Requirements: Return the records, each one exactly as written.

Data records:
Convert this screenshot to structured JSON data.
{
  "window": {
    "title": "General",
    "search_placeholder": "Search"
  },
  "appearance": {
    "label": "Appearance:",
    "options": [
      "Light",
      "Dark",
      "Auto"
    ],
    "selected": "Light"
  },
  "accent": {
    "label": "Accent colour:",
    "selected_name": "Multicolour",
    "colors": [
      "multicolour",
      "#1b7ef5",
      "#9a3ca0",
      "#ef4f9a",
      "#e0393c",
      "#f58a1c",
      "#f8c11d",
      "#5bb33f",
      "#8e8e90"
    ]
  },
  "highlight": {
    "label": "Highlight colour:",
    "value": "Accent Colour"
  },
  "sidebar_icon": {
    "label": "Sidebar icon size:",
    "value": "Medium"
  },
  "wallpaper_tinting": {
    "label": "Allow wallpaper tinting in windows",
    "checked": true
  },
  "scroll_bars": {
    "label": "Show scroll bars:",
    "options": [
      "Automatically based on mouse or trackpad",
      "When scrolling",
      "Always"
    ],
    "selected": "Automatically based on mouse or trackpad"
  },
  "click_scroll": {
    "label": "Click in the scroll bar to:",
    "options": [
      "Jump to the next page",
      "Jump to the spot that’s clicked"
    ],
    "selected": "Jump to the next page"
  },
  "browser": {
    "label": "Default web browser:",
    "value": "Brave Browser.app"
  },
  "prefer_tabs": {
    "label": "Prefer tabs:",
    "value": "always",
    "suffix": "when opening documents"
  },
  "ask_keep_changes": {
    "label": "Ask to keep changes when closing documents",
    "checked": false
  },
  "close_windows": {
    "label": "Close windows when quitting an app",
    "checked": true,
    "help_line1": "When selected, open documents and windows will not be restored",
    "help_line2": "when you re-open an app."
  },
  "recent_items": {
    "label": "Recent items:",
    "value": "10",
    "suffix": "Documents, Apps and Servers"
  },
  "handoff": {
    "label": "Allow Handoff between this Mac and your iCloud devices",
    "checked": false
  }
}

Answer below:
Convert this screenshot to structured JSON data.
{
  "window": {
    "title": "General",
    "search_placeholder": "Search"
  },
  "appearance": {
    "label": "Appearance:",
    "options": [
      "Light",
      "Dark",
      "Auto"
    ],
    "selected": "Light"
  },
  "accent": {
    "label": "Accent colour:",
    "selected_name": "Multicolour",
    "colors": [
      "multicolour",
      "#1b7ef5",
      "#9a3ca0",
      "#ef4f9a",
      "#e0393c",
      "#f58a1c",
      "#f8c11d",
      "#5bb33f",
      "#8e8e90"
    ]
  },
  "highlight": {
    "label": "Highlight colour:",
    "value": "Accent Colour"
  },
  "sidebar_icon": {
    "label": "Sidebar icon size:",
    "value": "Medium"
  },
  "wallpaper_tinting": {
    "label": "Allow wallpaper tinting in windows",
    "checked": true
  },
  "scroll_bars": {
    "label": "Show scroll bars:",
    "options": [
      "Automatically based on mouse or trackpad",
      "When scrolling",
      "Always"
    ],
    "selected": "Automatically based on mouse or trackpad"
  },
  "click_scroll": {
    "label": "Click in the scroll bar to:",
    "options": [
      "Jump to the next page",
      "Jump to the spot that’s clicked"
    ],
    "selected": "Jump to the next page"
  },
  "browser": {
    "label": "Default web browser:",
    "value": "Brave Browser.app"
  },
  "prefer_tabs": {
    "label": "Prefer tabs:",
    "value": "always",
    "suffix": "when opening documents"
  },
  "ask_keep_changes": {
    "label": "Ask to keep changes when closing documents",
    "checked": false
  },
  "close_windows": {
    "label": "Close windows when quitting an app",
    "checked": true,
    "help_line1": "When selected, open documents and windows will not be restored",
    "help_line2": "when you re-open an app."
  },
  "recent_items": {
    "label": "Recent items:",
    "value": "10",
    "suffix": "Documents, Apps and Servers"
  },
  "handoff": {
    "label": "Allow Handoff between this Mac and your iCloud devices",
    "checked": false
  }
}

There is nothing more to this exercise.